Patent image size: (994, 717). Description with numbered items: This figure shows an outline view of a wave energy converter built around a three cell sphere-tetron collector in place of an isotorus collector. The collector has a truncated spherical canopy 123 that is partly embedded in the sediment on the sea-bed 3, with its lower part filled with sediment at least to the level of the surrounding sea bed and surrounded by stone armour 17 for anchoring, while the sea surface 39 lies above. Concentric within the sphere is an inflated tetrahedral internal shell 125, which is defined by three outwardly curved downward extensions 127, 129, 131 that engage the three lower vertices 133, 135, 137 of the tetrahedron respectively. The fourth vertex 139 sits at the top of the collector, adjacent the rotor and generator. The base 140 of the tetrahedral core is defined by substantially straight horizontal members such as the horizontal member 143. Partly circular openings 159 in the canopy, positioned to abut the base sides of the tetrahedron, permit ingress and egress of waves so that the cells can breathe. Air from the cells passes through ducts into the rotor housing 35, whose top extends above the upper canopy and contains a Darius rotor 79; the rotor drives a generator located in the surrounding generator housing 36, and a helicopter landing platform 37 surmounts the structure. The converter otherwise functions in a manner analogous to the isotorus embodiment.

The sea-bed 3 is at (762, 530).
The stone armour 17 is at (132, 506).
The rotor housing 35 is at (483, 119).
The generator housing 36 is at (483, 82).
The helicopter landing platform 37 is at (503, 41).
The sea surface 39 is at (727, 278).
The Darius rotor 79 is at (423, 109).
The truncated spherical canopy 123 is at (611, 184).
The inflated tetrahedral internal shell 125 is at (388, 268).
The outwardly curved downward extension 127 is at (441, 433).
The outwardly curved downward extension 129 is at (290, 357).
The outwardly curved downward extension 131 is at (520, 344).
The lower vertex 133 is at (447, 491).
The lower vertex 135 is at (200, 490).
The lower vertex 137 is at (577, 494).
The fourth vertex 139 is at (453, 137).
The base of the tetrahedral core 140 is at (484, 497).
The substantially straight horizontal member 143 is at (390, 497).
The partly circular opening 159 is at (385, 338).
────
Action item
Write the data out again in full and exactly.

Task answer
Patent image size: (994, 717). Description with numbered items: This figure shows an outline view of a wave energy converter built around a three cell sphere-tetron collector in place of an isotorus collector. The collector has a truncated spherical canopy 123 that is partly embedded in the sediment on the sea-bed 3, with its lower part filled with sediment at least to the level of the surrounding sea bed and surrounded by stone armour 17 for anchoring, while the sea surface 39 lies above. Concentric within the sphere is an inflated tetrahedral internal shell 125, which is defined by three outwardly curved downward extensions 127, 129, 131 that engage the three lower vertices 133, 135, 137 of the tetrahedron respectively. The fourth vertex 139 sits at the top of the collector, adjacent the rotor and generator. The base 140 of the tetrahedral core is defined by substantially straight horizontal members such as the horizontal member 143. Partly circular openings 159 in the canopy, positioned to abut the base sides of the tetrahedron, permit ingress and egress of waves so that the cells can breathe. Air from the cells passes through ducts into the rotor housing 35, whose top extends above the upper canopy and contains a Darius rotor 79; the rotor drives a generator located in the surrounding generator housing 36, and a helicopter landing platform 37 surmounts the structure. The converter otherwise functions in a manner analogous to the isotorus embodiment.

The sea-bed 3 is at (762, 530).
The stone armour 17 is at (132, 506).
The rotor housing 35 is at (483, 119).
The generator housing 36 is at (483, 82).
The helicopter landing platform 37 is at (503, 41).
The sea surface 39 is at (727, 278).
The Darius rotor 79 is at (423, 109).
The truncated spherical canopy 123 is at (611, 184).
The inflated tetrahedral internal shell 125 is at (388, 268).
The outwardly curved downward extension 127 is at (441, 433).
The outwardly curved downward extension 129 is at (290, 357).
The outwardly curved downward extension 131 is at (520, 344).
The lower vertex 133 is at (447, 491).
The lower vertex 135 is at (200, 490).
The lower vertex 137 is at (577, 494).
The fourth vertex 139 is at (453, 137).
The base of the tetrahedral core 140 is at (484, 497).
The substantially straight horizontal member 143 is at (390, 497).
The partly circular opening 159 is at (385, 338).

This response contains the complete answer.